* _Exercise data_:
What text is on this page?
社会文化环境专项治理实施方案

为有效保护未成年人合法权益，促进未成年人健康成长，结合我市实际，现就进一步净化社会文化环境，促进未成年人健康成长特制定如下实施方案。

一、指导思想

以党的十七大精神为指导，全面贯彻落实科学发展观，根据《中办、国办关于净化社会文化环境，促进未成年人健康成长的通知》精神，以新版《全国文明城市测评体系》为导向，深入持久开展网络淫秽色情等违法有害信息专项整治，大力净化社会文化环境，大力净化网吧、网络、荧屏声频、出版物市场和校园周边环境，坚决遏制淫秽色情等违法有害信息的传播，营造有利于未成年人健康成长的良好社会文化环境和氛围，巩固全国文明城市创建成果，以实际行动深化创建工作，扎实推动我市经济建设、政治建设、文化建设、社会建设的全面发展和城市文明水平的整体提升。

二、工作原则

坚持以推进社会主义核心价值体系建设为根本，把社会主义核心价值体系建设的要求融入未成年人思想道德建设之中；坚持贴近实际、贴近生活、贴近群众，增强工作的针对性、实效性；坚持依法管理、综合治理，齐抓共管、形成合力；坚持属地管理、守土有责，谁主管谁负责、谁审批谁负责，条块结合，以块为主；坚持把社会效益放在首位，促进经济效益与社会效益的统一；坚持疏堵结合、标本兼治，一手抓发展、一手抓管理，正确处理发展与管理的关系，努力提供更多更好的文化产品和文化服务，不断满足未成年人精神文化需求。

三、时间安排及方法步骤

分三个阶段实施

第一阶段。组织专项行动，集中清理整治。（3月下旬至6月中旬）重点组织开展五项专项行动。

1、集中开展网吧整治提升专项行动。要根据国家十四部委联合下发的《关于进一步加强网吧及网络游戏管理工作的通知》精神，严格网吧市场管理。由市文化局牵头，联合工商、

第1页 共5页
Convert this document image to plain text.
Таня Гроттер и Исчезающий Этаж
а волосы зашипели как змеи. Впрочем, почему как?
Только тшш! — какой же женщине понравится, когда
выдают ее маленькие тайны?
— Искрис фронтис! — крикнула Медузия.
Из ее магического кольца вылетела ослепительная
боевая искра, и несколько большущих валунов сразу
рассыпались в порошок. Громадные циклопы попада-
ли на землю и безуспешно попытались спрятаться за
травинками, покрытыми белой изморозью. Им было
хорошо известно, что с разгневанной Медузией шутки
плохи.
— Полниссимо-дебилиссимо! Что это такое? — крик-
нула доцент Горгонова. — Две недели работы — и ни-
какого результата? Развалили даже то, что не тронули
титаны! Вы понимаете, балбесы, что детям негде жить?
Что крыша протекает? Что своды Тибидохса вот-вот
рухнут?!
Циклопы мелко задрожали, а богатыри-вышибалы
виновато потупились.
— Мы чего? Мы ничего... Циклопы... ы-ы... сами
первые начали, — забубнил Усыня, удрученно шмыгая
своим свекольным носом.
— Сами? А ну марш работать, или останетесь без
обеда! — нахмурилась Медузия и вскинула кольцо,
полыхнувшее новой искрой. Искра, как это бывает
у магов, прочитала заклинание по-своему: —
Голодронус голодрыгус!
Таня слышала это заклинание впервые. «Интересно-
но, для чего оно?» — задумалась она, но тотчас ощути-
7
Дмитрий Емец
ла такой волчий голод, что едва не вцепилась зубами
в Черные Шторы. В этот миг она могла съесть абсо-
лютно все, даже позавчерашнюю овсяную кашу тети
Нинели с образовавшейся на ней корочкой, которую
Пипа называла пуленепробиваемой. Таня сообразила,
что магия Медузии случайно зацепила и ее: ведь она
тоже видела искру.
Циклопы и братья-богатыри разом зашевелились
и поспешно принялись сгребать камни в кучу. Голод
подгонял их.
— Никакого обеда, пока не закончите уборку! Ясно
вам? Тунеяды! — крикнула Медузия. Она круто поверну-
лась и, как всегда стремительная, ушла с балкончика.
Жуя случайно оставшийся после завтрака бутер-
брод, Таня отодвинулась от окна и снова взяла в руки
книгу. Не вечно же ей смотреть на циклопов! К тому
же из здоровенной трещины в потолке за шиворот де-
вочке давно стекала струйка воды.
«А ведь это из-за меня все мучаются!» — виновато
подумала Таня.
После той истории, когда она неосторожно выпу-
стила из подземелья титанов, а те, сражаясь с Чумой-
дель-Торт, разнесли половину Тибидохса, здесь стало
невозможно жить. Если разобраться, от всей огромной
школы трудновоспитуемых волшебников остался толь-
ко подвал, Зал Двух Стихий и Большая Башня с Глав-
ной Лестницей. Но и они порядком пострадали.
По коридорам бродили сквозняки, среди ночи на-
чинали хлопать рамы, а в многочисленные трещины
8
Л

* _Goal of the exercise_:
Of the lines in the data, how many contain the word "жить"? Provide the number and nothing further.

* _Task output_:
2